# start of RECORDS FOR PROCESSING
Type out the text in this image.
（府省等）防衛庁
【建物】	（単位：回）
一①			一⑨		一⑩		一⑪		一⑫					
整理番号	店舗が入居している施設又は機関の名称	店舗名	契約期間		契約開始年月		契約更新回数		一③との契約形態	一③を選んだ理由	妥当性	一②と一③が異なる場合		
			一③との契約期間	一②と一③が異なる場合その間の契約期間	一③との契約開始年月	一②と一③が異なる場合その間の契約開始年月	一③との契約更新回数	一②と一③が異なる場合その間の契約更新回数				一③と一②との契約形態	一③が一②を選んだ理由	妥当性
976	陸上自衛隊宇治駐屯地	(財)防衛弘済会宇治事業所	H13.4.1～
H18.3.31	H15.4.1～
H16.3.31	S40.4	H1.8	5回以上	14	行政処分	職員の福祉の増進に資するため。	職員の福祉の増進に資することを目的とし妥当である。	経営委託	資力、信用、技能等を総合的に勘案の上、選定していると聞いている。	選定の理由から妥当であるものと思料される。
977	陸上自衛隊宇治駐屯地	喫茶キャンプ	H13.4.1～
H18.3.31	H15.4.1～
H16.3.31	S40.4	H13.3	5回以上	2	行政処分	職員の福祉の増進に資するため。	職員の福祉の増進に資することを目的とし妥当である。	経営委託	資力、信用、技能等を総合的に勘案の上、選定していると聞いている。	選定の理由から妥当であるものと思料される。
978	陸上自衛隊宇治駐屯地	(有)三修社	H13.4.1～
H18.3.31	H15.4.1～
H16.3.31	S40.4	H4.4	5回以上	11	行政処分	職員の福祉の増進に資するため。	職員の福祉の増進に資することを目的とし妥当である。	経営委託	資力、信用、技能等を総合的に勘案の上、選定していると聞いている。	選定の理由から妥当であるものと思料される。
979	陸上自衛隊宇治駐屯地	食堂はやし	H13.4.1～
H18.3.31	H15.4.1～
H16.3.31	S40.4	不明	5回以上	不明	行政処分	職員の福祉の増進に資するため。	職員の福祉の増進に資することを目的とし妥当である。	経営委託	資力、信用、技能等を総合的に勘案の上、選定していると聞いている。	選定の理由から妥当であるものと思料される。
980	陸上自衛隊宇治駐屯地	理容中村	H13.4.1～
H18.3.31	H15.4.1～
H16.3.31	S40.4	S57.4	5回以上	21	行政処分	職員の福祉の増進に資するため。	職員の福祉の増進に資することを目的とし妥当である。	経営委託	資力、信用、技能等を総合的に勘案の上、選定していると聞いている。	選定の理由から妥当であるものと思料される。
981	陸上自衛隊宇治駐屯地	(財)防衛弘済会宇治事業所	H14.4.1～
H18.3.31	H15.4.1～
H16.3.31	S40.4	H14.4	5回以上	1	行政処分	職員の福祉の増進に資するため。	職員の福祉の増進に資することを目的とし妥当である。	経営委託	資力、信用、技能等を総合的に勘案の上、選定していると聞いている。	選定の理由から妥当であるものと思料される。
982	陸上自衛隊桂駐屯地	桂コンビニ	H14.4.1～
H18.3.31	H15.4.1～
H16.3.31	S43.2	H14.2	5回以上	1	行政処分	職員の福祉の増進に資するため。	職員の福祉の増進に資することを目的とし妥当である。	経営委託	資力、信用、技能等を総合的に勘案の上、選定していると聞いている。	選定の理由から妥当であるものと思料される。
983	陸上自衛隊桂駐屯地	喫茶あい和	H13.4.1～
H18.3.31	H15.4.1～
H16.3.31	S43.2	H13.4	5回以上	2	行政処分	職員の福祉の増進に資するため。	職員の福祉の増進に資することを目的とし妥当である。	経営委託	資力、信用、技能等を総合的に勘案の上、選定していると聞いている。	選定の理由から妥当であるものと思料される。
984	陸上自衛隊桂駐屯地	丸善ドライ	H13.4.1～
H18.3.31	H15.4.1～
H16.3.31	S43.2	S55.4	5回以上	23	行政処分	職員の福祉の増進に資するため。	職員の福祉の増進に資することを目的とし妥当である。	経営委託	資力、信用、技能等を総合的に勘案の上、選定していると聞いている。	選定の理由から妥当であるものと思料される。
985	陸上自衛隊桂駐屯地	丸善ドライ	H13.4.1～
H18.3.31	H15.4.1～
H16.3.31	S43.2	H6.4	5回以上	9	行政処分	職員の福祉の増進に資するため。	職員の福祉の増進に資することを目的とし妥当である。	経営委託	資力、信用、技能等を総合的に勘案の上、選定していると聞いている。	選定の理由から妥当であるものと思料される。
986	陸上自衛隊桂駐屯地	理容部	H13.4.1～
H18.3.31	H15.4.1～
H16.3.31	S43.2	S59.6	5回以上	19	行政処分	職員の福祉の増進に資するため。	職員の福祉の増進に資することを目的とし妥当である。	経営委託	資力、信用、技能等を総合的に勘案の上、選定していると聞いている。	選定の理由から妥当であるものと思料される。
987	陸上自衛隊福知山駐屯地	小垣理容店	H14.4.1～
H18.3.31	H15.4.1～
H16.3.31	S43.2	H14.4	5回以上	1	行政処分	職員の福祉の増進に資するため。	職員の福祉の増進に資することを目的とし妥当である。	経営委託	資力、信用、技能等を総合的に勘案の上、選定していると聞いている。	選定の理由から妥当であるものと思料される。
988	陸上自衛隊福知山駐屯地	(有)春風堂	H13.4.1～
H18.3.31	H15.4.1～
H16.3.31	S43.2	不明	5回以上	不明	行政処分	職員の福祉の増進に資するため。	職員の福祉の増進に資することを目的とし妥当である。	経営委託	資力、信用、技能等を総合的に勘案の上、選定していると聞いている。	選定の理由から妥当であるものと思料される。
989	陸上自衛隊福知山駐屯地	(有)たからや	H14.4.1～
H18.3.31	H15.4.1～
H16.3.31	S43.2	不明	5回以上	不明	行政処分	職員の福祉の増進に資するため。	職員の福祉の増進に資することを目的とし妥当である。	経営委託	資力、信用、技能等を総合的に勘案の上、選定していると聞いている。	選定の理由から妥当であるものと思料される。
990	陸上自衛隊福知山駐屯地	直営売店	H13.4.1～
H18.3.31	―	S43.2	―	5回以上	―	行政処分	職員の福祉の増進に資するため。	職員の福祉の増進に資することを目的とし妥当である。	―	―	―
# end of RECORDS FOR PROCESSING
# start of RECORDS FOR PROCESSING
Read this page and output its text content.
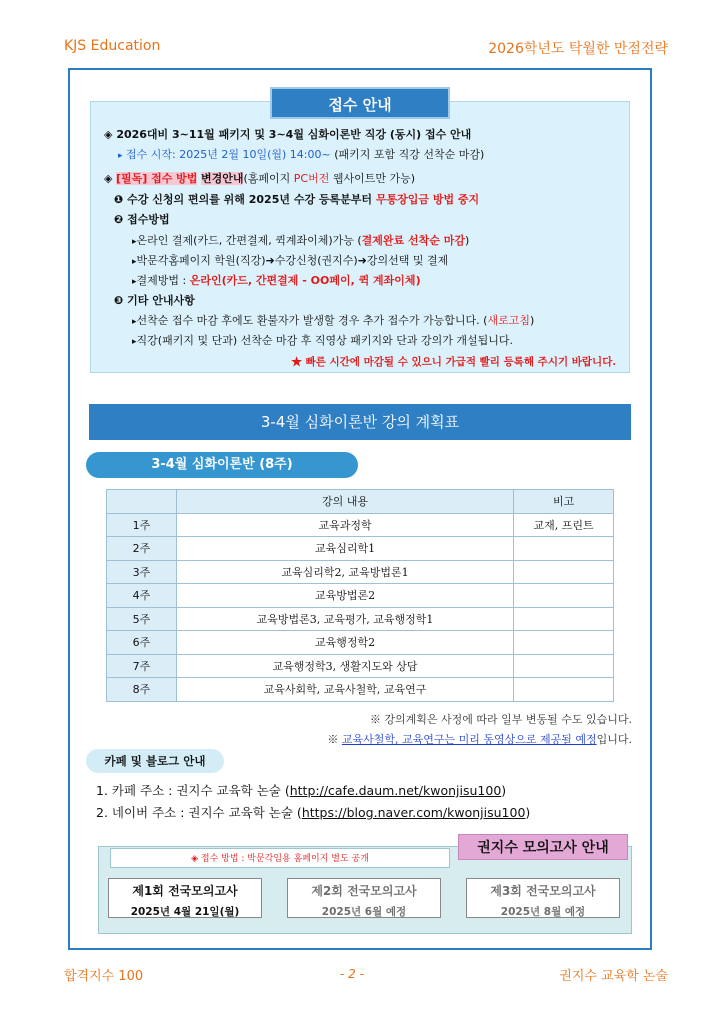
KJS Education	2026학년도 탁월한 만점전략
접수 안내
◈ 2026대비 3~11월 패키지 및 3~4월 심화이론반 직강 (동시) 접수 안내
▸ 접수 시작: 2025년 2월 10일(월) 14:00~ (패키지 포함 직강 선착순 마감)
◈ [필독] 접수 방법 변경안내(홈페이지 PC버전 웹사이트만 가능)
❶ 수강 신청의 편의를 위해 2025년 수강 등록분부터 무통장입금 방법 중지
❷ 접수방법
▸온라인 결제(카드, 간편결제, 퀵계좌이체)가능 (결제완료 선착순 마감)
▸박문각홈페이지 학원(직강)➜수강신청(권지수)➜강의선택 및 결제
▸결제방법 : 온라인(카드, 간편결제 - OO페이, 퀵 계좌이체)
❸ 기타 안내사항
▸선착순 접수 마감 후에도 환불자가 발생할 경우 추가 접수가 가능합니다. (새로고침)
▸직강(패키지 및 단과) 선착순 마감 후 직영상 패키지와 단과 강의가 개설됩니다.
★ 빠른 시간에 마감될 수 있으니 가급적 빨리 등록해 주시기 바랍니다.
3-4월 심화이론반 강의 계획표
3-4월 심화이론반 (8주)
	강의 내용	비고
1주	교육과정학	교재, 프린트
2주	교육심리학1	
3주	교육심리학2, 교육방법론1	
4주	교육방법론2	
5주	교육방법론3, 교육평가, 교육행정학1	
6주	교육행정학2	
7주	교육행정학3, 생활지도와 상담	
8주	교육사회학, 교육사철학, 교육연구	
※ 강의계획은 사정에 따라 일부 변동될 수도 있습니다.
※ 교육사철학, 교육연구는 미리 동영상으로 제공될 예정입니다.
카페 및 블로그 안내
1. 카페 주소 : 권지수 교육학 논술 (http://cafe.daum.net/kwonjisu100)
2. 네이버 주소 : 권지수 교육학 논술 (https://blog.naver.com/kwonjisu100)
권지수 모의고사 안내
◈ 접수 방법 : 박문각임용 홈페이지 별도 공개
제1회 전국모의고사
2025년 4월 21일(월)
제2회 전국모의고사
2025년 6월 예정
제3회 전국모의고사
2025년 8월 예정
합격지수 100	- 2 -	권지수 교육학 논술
# end of RECORDS FOR PROCESSING
> **WHAT THE TASK REQUIRES**
Report the number of lines of the listing above that hold the string "this", with no other text.

> **COMPLETE ANSWER**
2